Extract all lines from the data beneath that include the word "ajuste".

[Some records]
______________________________
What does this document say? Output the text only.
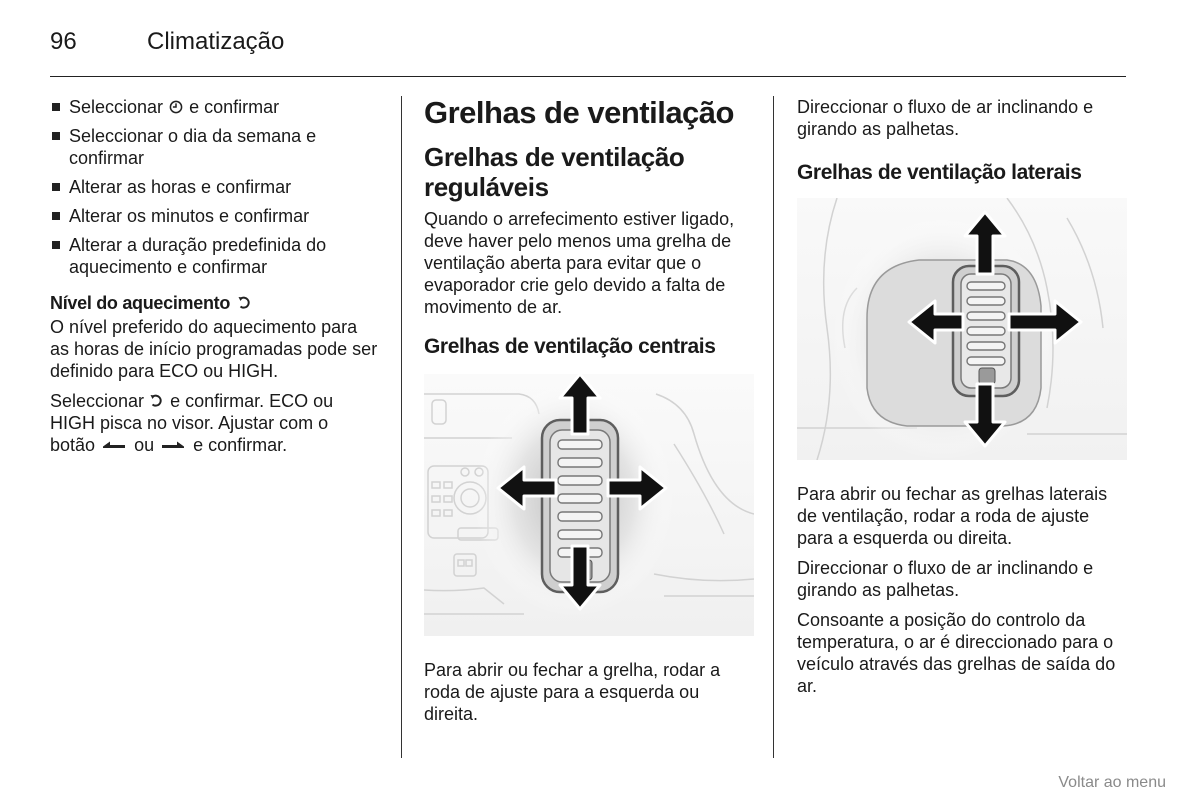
96	Climatização
Seleccionar e confirmar
Seleccionar o dia da semana e confirmar
Alterar as horas e confirmar
Alterar os minutos e confirmar
Alterar a duração predefinida do aquecimento e confirmar
Nível do aquecimento

O nível preferido do aquecimento para as horas de início programadas pode ser definido para ECO ou HIGH.

Seleccionar e confirmar. ECO ou HIGH pisca no visor. Ajustar com o botão ou e confirmar.

Grelhas de ventilação
Grelhas de ventilação reguláveis

Quando o arrefecimento estiver ligado, deve haver pelo menos uma grelha de ventilação aberta para evitar que o evaporador crie gelo devido a falta de movimento de ar.

Grelhas de ventilação centrais

Para abrir ou fechar a grelha, rodar a roda de ajuste para a esquerda ou direita.

Direccionar o fluxo de ar inclinando e girando as palhetas.

Grelhas de ventilação laterais

Para abrir ou fechar as grelhas laterais de ventilação, rodar a roda de ajuste para a esquerda ou direita.

Direccionar o fluxo de ar inclinando e girando as palhetas.

Consoante a posição do controlo da temperatura, o ar é direccionado para o veículo através das grelhas de saída do ar.

Voltar ao menu
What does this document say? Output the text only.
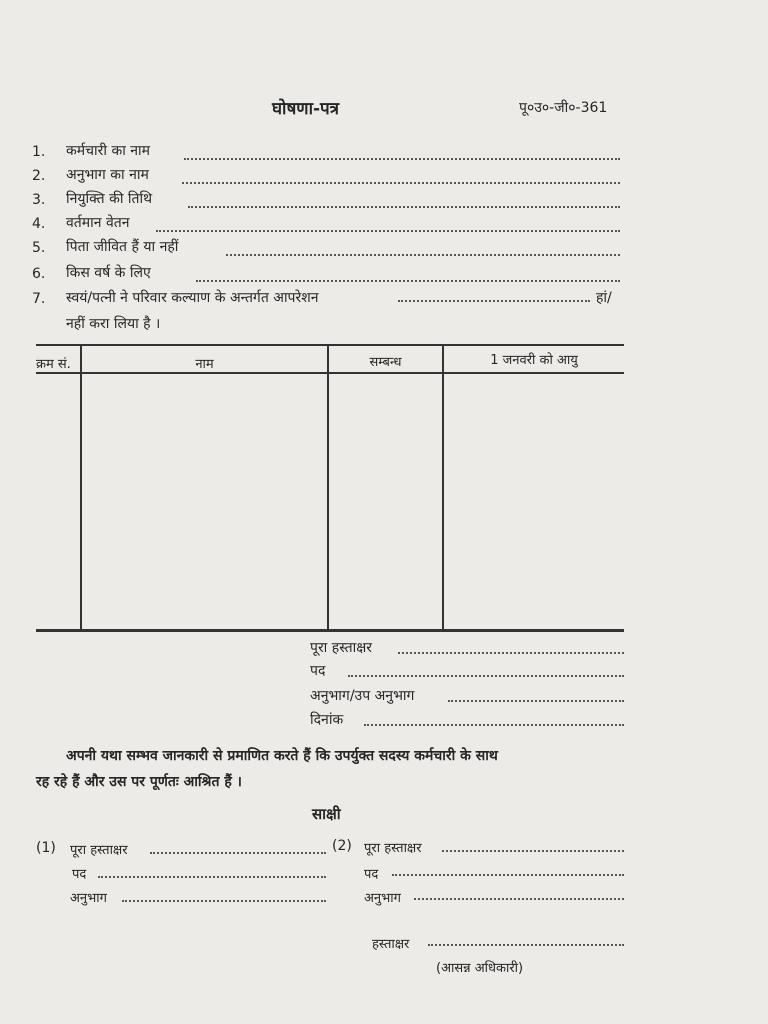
घोषणा-पत्र	पू०उ०-जी०-361
1. कर्मचारी का नाम
2. अनुभाग का नाम
3. नियुक्ति की तिथि
4. वर्तमान वेतन
5. पिता जीवित हैं या नहीं
6. किस वर्ष के लिए
7. स्वयं/पत्नी ने परिवार कल्याण के अन्तर्गत आपरेशन	हां/
नहीं करा लिया है ।
क्रम सं.	नाम	सम्बन्ध	1 जनवरी को आयु
पूरा हस्ताक्षर
पद
अनुभाग/उप अनुभाग
दिनांक
अपनी यथा सम्भव जानकारी से प्रमाणित करते हैं कि उपर्युक्त सदस्य कर्मचारी के साथ
रह रहे हैं और उस पर पूर्णतः आश्रित हैं ।
साक्षी
(1) पूरा हस्ताक्षर
पद
अनुभाग
(2) पूरा हस्ताक्षर
पद
अनुभाग
हस्ताक्षर
(आसन्न अधिकारी)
______________________________
--- FINISHED EXERCISE ---
Para abrir ou fechar a grelha, rodar a roda de ajuste para a esquerda ou direita.
Para abrir ou fechar as grelhas laterais de ventilação, rodar a roda de ajuste para a esquerda ou direita.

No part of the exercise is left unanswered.